TASK OBJECTIVE:
Find each line with the word "containing" and state how many there are, nothing more.
** Begin SOURCE MATERIAL **
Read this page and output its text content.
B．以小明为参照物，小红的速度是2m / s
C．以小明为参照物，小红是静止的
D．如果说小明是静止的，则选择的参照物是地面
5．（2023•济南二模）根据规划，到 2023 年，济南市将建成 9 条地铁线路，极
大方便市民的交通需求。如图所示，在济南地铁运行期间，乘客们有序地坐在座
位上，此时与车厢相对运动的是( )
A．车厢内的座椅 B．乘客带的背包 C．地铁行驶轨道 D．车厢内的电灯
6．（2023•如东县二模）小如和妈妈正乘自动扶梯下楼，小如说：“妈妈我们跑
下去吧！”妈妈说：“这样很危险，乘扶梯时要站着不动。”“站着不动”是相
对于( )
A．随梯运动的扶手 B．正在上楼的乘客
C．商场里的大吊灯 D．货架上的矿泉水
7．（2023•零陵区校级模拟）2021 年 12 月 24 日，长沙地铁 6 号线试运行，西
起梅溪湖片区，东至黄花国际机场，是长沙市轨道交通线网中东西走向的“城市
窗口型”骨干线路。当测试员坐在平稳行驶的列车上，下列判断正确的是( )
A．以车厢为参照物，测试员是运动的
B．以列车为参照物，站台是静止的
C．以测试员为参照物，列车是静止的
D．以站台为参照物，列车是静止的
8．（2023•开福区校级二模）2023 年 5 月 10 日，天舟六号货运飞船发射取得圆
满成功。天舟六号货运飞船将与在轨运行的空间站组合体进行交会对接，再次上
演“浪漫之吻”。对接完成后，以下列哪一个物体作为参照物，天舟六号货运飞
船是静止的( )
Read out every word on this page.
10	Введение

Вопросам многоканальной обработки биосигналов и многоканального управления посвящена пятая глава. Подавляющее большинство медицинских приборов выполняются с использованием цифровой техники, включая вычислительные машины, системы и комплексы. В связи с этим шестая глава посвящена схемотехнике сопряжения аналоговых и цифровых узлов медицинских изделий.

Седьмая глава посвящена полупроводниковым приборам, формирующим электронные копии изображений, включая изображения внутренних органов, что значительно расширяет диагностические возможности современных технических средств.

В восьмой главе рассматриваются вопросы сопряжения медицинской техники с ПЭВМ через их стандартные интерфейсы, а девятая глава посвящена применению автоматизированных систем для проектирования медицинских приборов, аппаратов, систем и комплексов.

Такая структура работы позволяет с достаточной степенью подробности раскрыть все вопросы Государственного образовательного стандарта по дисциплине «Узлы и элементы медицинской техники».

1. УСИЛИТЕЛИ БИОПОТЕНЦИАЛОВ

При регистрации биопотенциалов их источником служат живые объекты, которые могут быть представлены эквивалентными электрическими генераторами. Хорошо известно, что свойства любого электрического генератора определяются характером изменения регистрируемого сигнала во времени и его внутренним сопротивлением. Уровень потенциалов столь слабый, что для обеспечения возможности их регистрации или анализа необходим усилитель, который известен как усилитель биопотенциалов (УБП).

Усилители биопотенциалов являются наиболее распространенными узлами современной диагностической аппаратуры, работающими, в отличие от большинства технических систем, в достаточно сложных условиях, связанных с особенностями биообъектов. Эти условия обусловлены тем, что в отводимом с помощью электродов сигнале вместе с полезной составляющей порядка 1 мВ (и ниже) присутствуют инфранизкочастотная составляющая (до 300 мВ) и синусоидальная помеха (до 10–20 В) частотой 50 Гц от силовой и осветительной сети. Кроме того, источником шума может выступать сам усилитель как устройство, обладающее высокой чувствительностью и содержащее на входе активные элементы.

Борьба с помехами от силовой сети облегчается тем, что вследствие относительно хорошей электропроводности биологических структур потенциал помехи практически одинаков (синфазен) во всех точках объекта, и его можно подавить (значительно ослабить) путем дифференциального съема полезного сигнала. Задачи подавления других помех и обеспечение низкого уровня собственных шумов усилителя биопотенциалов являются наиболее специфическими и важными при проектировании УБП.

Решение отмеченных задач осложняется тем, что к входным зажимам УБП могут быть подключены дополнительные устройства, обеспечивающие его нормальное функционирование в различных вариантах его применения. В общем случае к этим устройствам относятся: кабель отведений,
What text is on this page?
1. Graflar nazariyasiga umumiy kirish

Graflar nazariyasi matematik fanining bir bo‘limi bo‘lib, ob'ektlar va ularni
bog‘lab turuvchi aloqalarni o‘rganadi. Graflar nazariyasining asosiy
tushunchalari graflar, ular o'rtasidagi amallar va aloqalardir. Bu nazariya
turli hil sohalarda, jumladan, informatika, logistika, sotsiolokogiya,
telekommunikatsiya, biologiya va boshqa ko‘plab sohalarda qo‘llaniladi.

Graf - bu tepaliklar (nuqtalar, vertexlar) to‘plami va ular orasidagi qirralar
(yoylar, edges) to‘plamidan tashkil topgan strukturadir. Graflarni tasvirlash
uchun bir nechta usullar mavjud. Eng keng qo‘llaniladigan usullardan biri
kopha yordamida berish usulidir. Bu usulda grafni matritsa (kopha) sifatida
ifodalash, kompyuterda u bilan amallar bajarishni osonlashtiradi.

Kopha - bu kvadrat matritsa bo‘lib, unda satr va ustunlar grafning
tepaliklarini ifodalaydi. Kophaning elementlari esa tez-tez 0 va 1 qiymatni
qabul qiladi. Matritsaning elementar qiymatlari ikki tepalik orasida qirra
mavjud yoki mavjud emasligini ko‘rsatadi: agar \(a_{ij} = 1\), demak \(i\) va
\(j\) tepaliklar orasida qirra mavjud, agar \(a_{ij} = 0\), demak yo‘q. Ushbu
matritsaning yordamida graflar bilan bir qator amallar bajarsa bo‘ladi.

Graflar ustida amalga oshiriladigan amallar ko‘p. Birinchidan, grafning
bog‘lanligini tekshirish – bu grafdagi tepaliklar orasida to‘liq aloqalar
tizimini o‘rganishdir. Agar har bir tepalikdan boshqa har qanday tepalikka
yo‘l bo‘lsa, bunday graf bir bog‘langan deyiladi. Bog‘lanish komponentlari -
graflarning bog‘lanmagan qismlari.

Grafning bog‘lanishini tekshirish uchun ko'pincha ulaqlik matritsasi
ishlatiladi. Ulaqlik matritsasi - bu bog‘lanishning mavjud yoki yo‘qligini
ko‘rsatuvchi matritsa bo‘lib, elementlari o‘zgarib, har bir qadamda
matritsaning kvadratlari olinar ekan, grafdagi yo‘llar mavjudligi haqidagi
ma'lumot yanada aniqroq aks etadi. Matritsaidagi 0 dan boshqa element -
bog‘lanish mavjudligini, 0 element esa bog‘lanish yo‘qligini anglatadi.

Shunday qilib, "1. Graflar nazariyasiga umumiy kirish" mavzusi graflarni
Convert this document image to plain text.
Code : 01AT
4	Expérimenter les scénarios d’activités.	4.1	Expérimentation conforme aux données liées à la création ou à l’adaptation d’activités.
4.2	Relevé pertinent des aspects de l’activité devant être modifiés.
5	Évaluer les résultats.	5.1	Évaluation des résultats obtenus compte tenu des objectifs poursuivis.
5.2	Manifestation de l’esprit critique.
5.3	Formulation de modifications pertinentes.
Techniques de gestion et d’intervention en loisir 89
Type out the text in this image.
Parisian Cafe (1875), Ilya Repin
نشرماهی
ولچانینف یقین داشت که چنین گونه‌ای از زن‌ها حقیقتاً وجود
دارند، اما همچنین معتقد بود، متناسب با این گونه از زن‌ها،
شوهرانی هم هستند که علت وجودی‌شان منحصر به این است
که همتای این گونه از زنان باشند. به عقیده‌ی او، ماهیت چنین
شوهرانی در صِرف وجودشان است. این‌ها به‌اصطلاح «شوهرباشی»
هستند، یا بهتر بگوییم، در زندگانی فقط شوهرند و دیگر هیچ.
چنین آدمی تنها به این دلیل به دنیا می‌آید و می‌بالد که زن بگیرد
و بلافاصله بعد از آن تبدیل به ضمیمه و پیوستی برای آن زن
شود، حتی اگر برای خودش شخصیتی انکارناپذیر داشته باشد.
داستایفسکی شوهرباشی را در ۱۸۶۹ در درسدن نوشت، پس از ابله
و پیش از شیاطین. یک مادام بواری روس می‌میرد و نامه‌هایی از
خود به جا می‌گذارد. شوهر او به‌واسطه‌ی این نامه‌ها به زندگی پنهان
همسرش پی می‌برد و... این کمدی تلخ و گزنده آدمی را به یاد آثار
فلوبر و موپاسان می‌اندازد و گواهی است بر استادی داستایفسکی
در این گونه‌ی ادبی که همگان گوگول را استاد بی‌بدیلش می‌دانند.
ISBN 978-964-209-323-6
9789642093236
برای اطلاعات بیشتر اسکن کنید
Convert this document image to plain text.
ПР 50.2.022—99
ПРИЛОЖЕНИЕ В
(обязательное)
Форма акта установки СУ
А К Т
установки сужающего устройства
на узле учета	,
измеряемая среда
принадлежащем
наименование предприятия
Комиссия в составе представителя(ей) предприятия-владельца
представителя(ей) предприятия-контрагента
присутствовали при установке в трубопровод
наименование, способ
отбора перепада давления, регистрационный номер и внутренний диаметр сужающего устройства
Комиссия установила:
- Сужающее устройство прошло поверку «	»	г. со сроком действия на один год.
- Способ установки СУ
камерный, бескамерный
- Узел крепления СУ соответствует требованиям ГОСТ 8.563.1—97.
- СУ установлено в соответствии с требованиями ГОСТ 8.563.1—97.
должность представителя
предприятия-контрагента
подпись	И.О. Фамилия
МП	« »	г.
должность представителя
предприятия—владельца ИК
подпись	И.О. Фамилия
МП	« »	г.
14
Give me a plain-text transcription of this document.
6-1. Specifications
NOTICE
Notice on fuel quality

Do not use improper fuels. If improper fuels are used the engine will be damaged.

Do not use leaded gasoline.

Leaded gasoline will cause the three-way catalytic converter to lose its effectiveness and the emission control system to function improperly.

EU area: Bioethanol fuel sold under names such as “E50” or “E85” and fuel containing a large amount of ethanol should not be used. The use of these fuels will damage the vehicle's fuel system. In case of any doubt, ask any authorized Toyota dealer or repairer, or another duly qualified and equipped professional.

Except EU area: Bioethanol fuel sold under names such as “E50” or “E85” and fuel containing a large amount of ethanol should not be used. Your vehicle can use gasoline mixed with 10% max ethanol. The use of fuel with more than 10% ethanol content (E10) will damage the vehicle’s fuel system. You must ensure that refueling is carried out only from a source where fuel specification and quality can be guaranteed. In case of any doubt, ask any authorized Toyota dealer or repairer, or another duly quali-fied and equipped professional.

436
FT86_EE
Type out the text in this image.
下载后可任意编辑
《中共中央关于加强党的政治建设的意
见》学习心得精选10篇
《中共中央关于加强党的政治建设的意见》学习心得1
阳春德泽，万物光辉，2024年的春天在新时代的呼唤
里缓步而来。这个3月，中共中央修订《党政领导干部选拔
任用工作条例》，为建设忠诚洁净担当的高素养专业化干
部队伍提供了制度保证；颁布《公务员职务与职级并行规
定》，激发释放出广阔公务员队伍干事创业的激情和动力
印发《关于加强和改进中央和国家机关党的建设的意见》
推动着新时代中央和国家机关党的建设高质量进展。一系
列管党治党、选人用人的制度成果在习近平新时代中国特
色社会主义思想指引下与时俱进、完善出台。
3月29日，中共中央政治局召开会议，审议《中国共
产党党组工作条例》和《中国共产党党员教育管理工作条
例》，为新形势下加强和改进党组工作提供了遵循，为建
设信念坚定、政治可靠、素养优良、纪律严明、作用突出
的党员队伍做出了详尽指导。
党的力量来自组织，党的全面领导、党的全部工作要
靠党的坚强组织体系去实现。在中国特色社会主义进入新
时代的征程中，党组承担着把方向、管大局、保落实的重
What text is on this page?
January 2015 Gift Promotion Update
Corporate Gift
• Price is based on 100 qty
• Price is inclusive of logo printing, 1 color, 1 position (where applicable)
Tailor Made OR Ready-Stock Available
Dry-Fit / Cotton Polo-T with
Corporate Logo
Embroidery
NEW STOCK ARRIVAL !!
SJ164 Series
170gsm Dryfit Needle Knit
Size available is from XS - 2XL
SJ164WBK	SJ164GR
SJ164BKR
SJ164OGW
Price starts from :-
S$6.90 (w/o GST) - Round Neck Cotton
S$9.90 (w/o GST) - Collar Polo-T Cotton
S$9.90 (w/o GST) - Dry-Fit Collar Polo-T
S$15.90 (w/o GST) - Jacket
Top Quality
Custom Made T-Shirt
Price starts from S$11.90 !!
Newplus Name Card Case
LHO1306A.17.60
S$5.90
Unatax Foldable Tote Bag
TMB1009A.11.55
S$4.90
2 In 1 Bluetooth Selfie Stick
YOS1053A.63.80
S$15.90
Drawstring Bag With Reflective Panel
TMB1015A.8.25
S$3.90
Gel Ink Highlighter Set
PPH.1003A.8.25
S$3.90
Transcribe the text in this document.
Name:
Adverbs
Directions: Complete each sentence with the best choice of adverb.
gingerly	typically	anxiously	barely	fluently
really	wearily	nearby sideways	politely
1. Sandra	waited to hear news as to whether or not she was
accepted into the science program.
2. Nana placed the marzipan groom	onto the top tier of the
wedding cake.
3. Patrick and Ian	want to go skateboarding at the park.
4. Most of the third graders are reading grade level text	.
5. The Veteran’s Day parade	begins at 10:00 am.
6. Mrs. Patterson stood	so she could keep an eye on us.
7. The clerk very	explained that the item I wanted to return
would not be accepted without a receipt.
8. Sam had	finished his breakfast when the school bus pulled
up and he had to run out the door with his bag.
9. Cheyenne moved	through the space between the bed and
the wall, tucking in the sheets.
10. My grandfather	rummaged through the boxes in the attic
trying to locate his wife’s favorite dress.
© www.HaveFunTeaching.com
** End SOURCE MATERIAL **
EXERCISE RESULT:
2